Lines containing the word "Mineral" should be extracted in full.

====

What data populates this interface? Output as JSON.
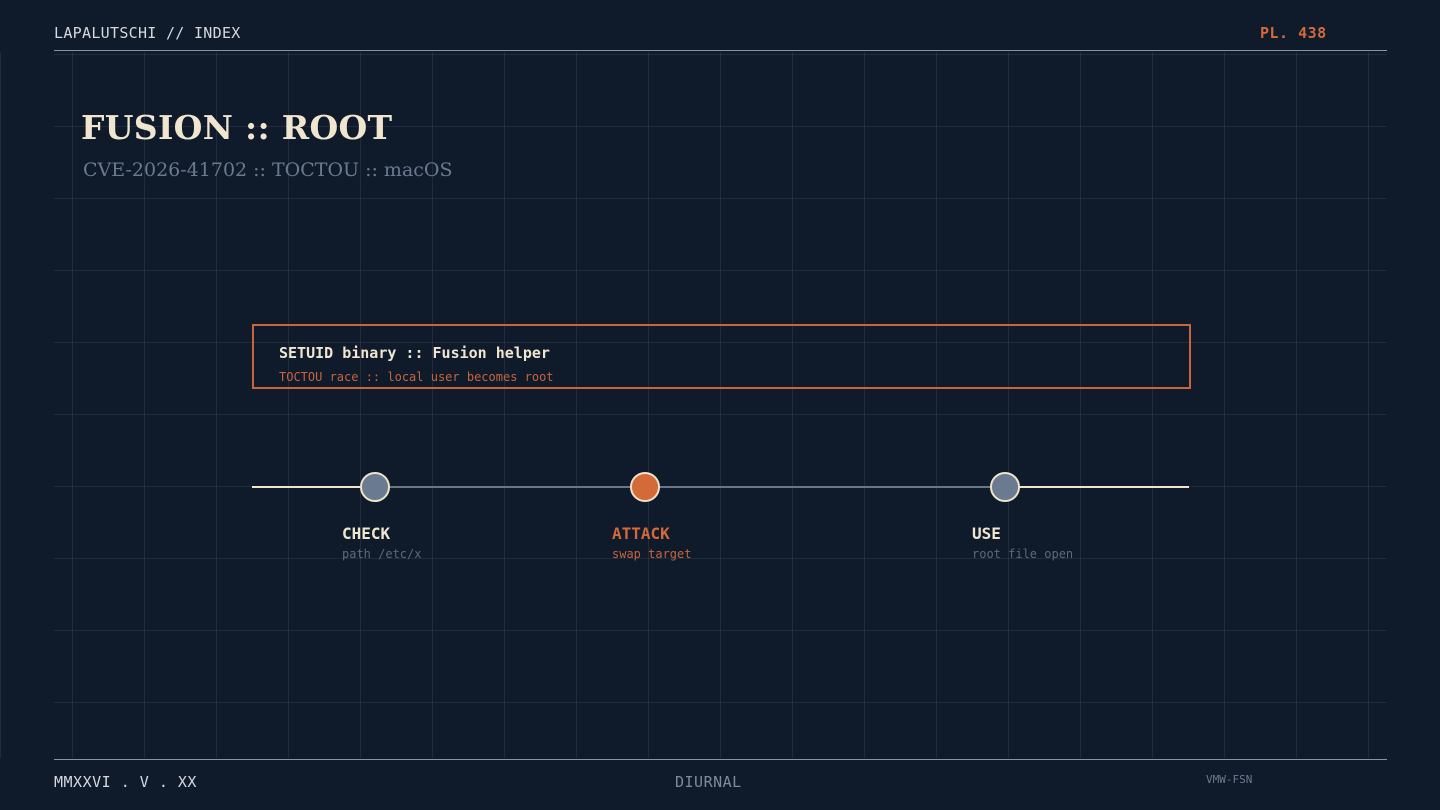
{
  "header": {
    "left": "LAPALUTSCHI // INDEX",
    "right": "PL. 438"
  },
  "title": "FUSION :: ROOT",
  "subtitle": "CVE-2026-41702 :: TOCTOU :: macOS",
  "callout": {
    "title": "SETUID binary :: Fusion helper",
    "subtitle": "TOCTOU race :: local user becomes root"
  },
  "steps": [
    {
      "label": "CHECK",
      "sub": "path /etc/x",
      "state": "normal"
    },
    {
      "label": "ATTACK",
      "sub": "swap target",
      "state": "highlight"
    },
    {
      "label": "USE",
      "sub": "root file open",
      "state": "normal"
    }
  ],
  "footer": {
    "left": "MMXXVI . V . XX",
    "center": "DIURNAL",
    "right": "VMW-FSN"
  },
  "colors": {
    "background": "#0f1a2b",
    "accent": "#d4693a",
    "cream": "#f0e6cf",
    "node": "#6a7a91",
    "muted": "#6b7b8f"
  }
}
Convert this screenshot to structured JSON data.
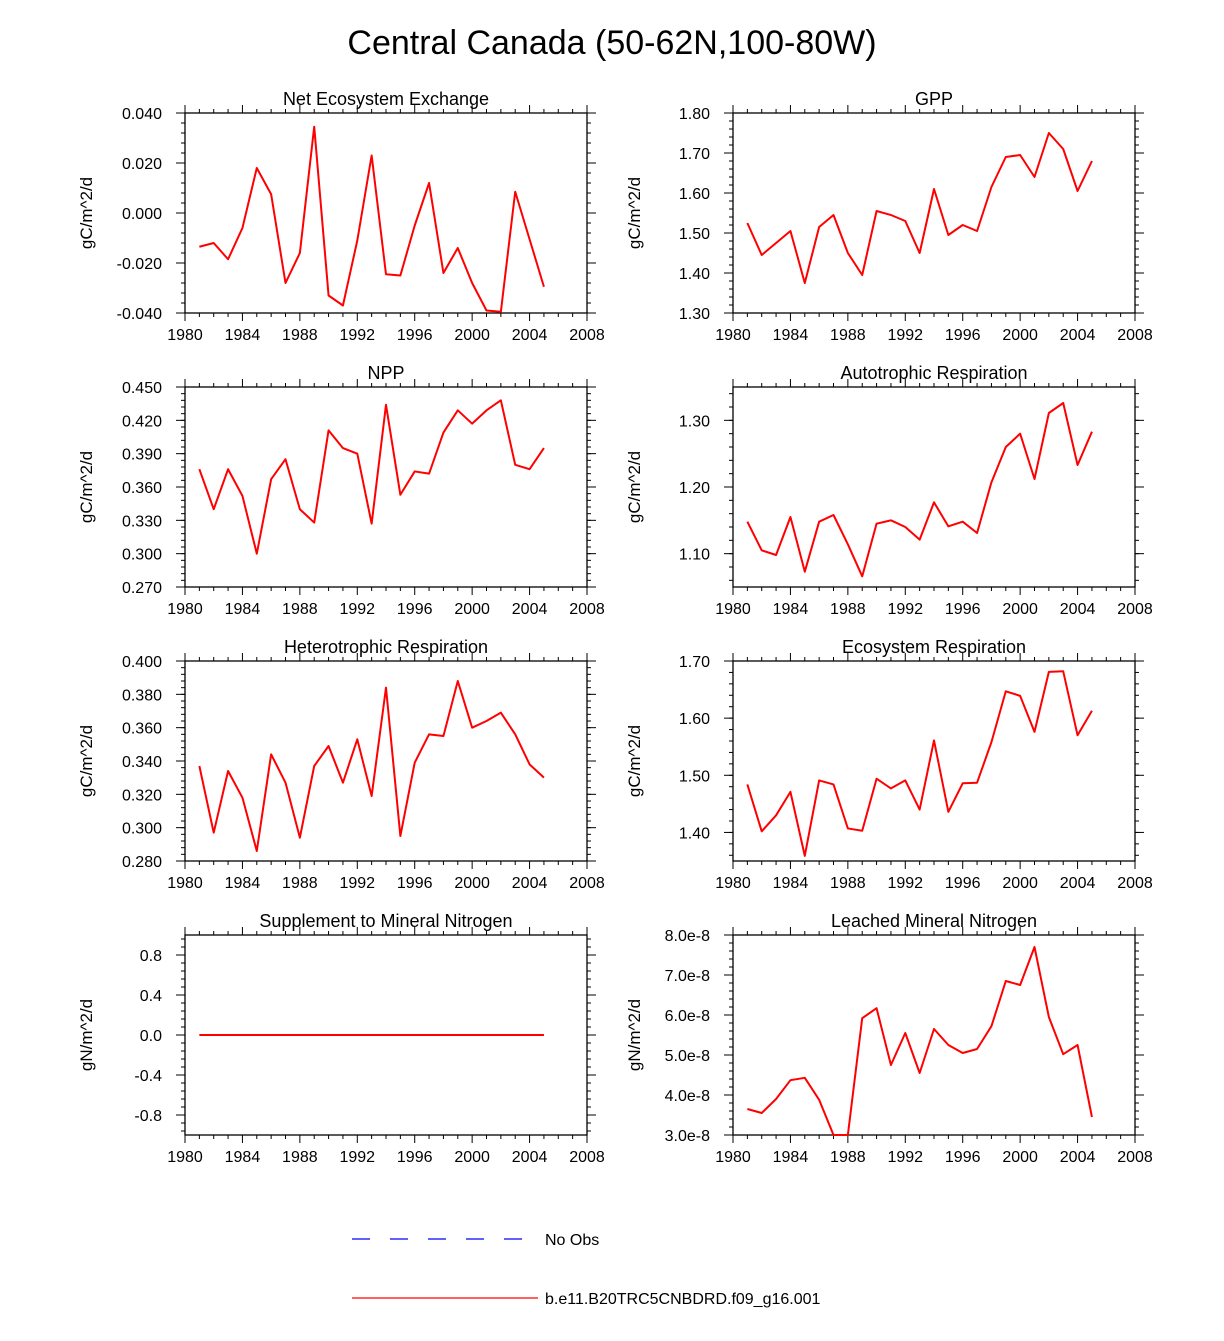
{
  "figure": {
    "title": "Central Canada (50-62N,100-80W)",
    "line_color": "#ff0000",
    "obs_color": "#0000ff"
  },
  "legend": {
    "entries": [
      {
        "label": "No Obs",
        "style": "dashed",
        "color": "#0000ff"
      },
      {
        "label": "b.e11.B20TRC5CNBDRD.f09_g16.001",
        "style": "solid",
        "color": "#ff0000"
      }
    ]
  },
  "chart_data": [
    {
      "type": "line",
      "title": "Net Ecosystem Exchange",
      "ylabel": "gC/m^2/d",
      "xlim": [
        1980,
        2008
      ],
      "xticks": [
        "1980",
        "1984",
        "1988",
        "1992",
        "1996",
        "2000",
        "2004",
        "2008"
      ],
      "ylim": [
        -0.04,
        0.04
      ],
      "yticks": [
        "-0.040",
        "-0.020",
        "0.000",
        "0.020",
        "0.040"
      ],
      "ytick_values": [
        -0.04,
        -0.02,
        0.0,
        0.02,
        0.04
      ],
      "x": [
        1981,
        1982,
        1983,
        1984,
        1985,
        1986,
        1987,
        1988,
        1989,
        1990,
        1991,
        1992,
        1993,
        1994,
        1995,
        1996,
        1997,
        1998,
        1999,
        2000,
        2001,
        2002,
        2003,
        2004,
        2005
      ],
      "series": [
        {
          "name": "b.e11.B20TRC5CNBDRD.f09_g16.001",
          "values": [
            -0.0135,
            -0.012,
            -0.0185,
            -0.006,
            0.018,
            0.0075,
            -0.028,
            -0.016,
            0.0345,
            -0.033,
            -0.037,
            -0.011,
            0.023,
            -0.0245,
            -0.025,
            -0.005,
            0.012,
            -0.024,
            -0.014,
            -0.028,
            -0.039,
            -0.0395,
            0.0085,
            -0.0105,
            -0.0295
          ]
        }
      ]
    },
    {
      "type": "line",
      "title": "GPP",
      "ylabel": "gC/m^2/d",
      "xlim": [
        1980,
        2008
      ],
      "xticks": [
        "1980",
        "1984",
        "1988",
        "1992",
        "1996",
        "2000",
        "2004",
        "2008"
      ],
      "ylim": [
        1.3,
        1.8
      ],
      "yticks": [
        "1.30",
        "1.40",
        "1.50",
        "1.60",
        "1.70",
        "1.80"
      ],
      "ytick_values": [
        1.3,
        1.4,
        1.5,
        1.6,
        1.7,
        1.8
      ],
      "x": [
        1981,
        1982,
        1983,
        1984,
        1985,
        1986,
        1987,
        1988,
        1989,
        1990,
        1991,
        1992,
        1993,
        1994,
        1995,
        1996,
        1997,
        1998,
        1999,
        2000,
        2001,
        2002,
        2003,
        2004,
        2005
      ],
      "series": [
        {
          "name": "b.e11.B20TRC5CNBDRD.f09_g16.001",
          "values": [
            1.525,
            1.445,
            1.475,
            1.505,
            1.375,
            1.515,
            1.545,
            1.45,
            1.395,
            1.555,
            1.545,
            1.53,
            1.45,
            1.61,
            1.495,
            1.52,
            1.505,
            1.615,
            1.69,
            1.695,
            1.64,
            1.75,
            1.71,
            1.605,
            1.68
          ]
        }
      ]
    },
    {
      "type": "line",
      "title": "NPP",
      "ylabel": "gC/m^2/d",
      "xlim": [
        1980,
        2008
      ],
      "xticks": [
        "1980",
        "1984",
        "1988",
        "1992",
        "1996",
        "2000",
        "2004",
        "2008"
      ],
      "ylim": [
        0.27,
        0.45
      ],
      "yticks": [
        "0.270",
        "0.300",
        "0.330",
        "0.360",
        "0.390",
        "0.420",
        "0.450"
      ],
      "ytick_values": [
        0.27,
        0.3,
        0.33,
        0.36,
        0.39,
        0.42,
        0.45
      ],
      "x": [
        1981,
        1982,
        1983,
        1984,
        1985,
        1986,
        1987,
        1988,
        1989,
        1990,
        1991,
        1992,
        1993,
        1994,
        1995,
        1996,
        1997,
        1998,
        1999,
        2000,
        2001,
        2002,
        2003,
        2004,
        2005
      ],
      "series": [
        {
          "name": "b.e11.B20TRC5CNBDRD.f09_g16.001",
          "values": [
            0.376,
            0.34,
            0.376,
            0.352,
            0.3,
            0.367,
            0.385,
            0.34,
            0.328,
            0.411,
            0.395,
            0.39,
            0.327,
            0.434,
            0.353,
            0.374,
            0.372,
            0.409,
            0.429,
            0.417,
            0.429,
            0.438,
            0.38,
            0.376,
            0.395
          ]
        }
      ]
    },
    {
      "type": "line",
      "title": "Autotrophic Respiration",
      "ylabel": "gC/m^2/d",
      "xlim": [
        1980,
        2008
      ],
      "xticks": [
        "1980",
        "1984",
        "1988",
        "1992",
        "1996",
        "2000",
        "2004",
        "2008"
      ],
      "ylim": [
        1.05,
        1.35
      ],
      "yticks": [
        "1.10",
        "1.20",
        "1.30"
      ],
      "ytick_values": [
        1.1,
        1.2,
        1.3
      ],
      "x": [
        1981,
        1982,
        1983,
        1984,
        1985,
        1986,
        1987,
        1988,
        1989,
        1990,
        1991,
        1992,
        1993,
        1994,
        1995,
        1996,
        1997,
        1998,
        1999,
        2000,
        2001,
        2002,
        2003,
        2004,
        2005
      ],
      "series": [
        {
          "name": "b.e11.B20TRC5CNBDRD.f09_g16.001",
          "values": [
            1.148,
            1.105,
            1.098,
            1.155,
            1.073,
            1.148,
            1.158,
            1.114,
            1.066,
            1.145,
            1.15,
            1.14,
            1.121,
            1.177,
            1.141,
            1.148,
            1.131,
            1.207,
            1.26,
            1.28,
            1.212,
            1.311,
            1.326,
            1.233,
            1.283
          ]
        }
      ]
    },
    {
      "type": "line",
      "title": "Heterotrophic Respiration",
      "ylabel": "gC/m^2/d",
      "xlim": [
        1980,
        2008
      ],
      "xticks": [
        "1980",
        "1984",
        "1988",
        "1992",
        "1996",
        "2000",
        "2004",
        "2008"
      ],
      "ylim": [
        0.28,
        0.4
      ],
      "yticks": [
        "0.280",
        "0.300",
        "0.320",
        "0.340",
        "0.360",
        "0.380",
        "0.400"
      ],
      "ytick_values": [
        0.28,
        0.3,
        0.32,
        0.34,
        0.36,
        0.38,
        0.4
      ],
      "x": [
        1981,
        1982,
        1983,
        1984,
        1985,
        1986,
        1987,
        1988,
        1989,
        1990,
        1991,
        1992,
        1993,
        1994,
        1995,
        1996,
        1997,
        1998,
        1999,
        2000,
        2001,
        2002,
        2003,
        2004,
        2005
      ],
      "series": [
        {
          "name": "b.e11.B20TRC5CNBDRD.f09_g16.001",
          "values": [
            0.337,
            0.297,
            0.334,
            0.318,
            0.286,
            0.344,
            0.327,
            0.294,
            0.337,
            0.349,
            0.327,
            0.353,
            0.319,
            0.384,
            0.295,
            0.339,
            0.356,
            0.355,
            0.388,
            0.36,
            0.364,
            0.369,
            0.356,
            0.338,
            0.33
          ]
        }
      ]
    },
    {
      "type": "line",
      "title": "Ecosystem Respiration",
      "ylabel": "gC/m^2/d",
      "xlim": [
        1980,
        2008
      ],
      "xticks": [
        "1980",
        "1984",
        "1988",
        "1992",
        "1996",
        "2000",
        "2004",
        "2008"
      ],
      "ylim": [
        1.35,
        1.7
      ],
      "yticks": [
        "1.40",
        "1.50",
        "1.60",
        "1.70"
      ],
      "ytick_values": [
        1.4,
        1.5,
        1.6,
        1.7
      ],
      "x": [
        1981,
        1982,
        1983,
        1984,
        1985,
        1986,
        1987,
        1988,
        1989,
        1990,
        1991,
        1992,
        1993,
        1994,
        1995,
        1996,
        1997,
        1998,
        1999,
        2000,
        2001,
        2002,
        2003,
        2004,
        2005
      ],
      "series": [
        {
          "name": "b.e11.B20TRC5CNBDRD.f09_g16.001",
          "values": [
            1.484,
            1.402,
            1.43,
            1.471,
            1.359,
            1.491,
            1.484,
            1.407,
            1.403,
            1.494,
            1.477,
            1.491,
            1.44,
            1.561,
            1.436,
            1.486,
            1.487,
            1.558,
            1.647,
            1.639,
            1.576,
            1.681,
            1.682,
            1.57,
            1.613
          ]
        }
      ]
    },
    {
      "type": "line",
      "title": "Supplement to Mineral Nitrogen",
      "ylabel": "gN/m^2/d",
      "xlim": [
        1980,
        2008
      ],
      "xticks": [
        "1980",
        "1984",
        "1988",
        "1992",
        "1996",
        "2000",
        "2004",
        "2008"
      ],
      "ylim": [
        -1.0,
        1.0
      ],
      "yticks": [
        "-0.8",
        "-0.4",
        "0.0",
        "0.4",
        "0.8"
      ],
      "ytick_values": [
        -0.8,
        -0.4,
        0.0,
        0.4,
        0.8
      ],
      "x": [
        1981,
        1982,
        1983,
        1984,
        1985,
        1986,
        1987,
        1988,
        1989,
        1990,
        1991,
        1992,
        1993,
        1994,
        1995,
        1996,
        1997,
        1998,
        1999,
        2000,
        2001,
        2002,
        2003,
        2004,
        2005
      ],
      "series": [
        {
          "name": "b.e11.B20TRC5CNBDRD.f09_g16.001",
          "values": [
            0,
            0,
            0,
            0,
            0,
            0,
            0,
            0,
            0,
            0,
            0,
            0,
            0,
            0,
            0,
            0,
            0,
            0,
            0,
            0,
            0,
            0,
            0,
            0,
            0
          ]
        }
      ]
    },
    {
      "type": "line",
      "title": "Leached Mineral Nitrogen",
      "ylabel": "gN/m^2/d",
      "xlim": [
        1980,
        2008
      ],
      "xticks": [
        "1980",
        "1984",
        "1988",
        "1992",
        "1996",
        "2000",
        "2004",
        "2008"
      ],
      "ylim": [
        3e-08,
        8e-08
      ],
      "yticks": [
        "3.0e-8",
        "4.0e-8",
        "5.0e-8",
        "6.0e-8",
        "7.0e-8",
        "8.0e-8"
      ],
      "ytick_values": [
        3e-08,
        4e-08,
        5e-08,
        6e-08,
        7e-08,
        8e-08
      ],
      "x": [
        1981,
        1982,
        1983,
        1984,
        1985,
        1986,
        1987,
        1988,
        1989,
        1990,
        1991,
        1992,
        1993,
        1994,
        1995,
        1996,
        1997,
        1998,
        1999,
        2000,
        2001,
        2002,
        2003,
        2004,
        2005
      ],
      "series": [
        {
          "name": "b.e11.B20TRC5CNBDRD.f09_g16.001",
          "values": [
            3.65e-08,
            3.55e-08,
            3.9e-08,
            4.37e-08,
            4.43e-08,
            3.88e-08,
            3e-08,
            3e-08,
            5.92e-08,
            6.17e-08,
            4.75e-08,
            5.55e-08,
            4.55e-08,
            5.65e-08,
            5.25e-08,
            5.05e-08,
            5.15e-08,
            5.72e-08,
            6.85e-08,
            6.75e-08,
            7.7e-08,
            5.95e-08,
            5.02e-08,
            5.25e-08,
            3.45e-08
          ]
        }
      ]
    }
  ]
}
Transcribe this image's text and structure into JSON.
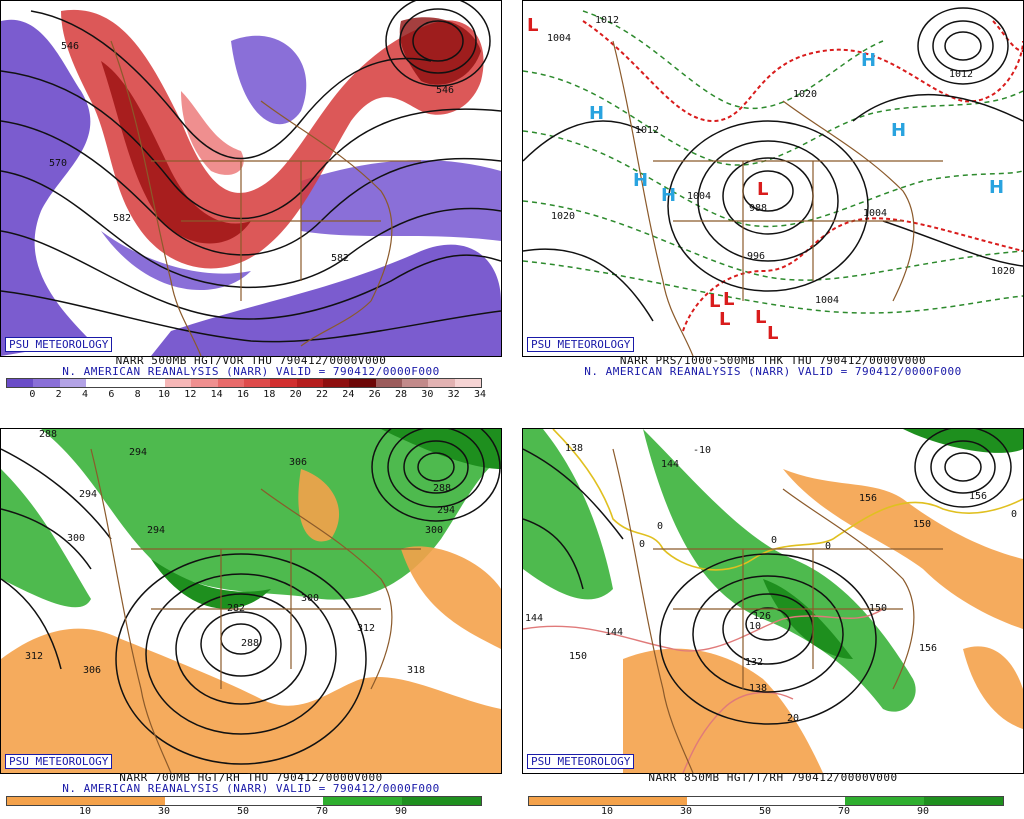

====

## Completed task
      "title": "Supplement to Mineral Nitrogen",
      "title": "Leached Mineral Nitrogen",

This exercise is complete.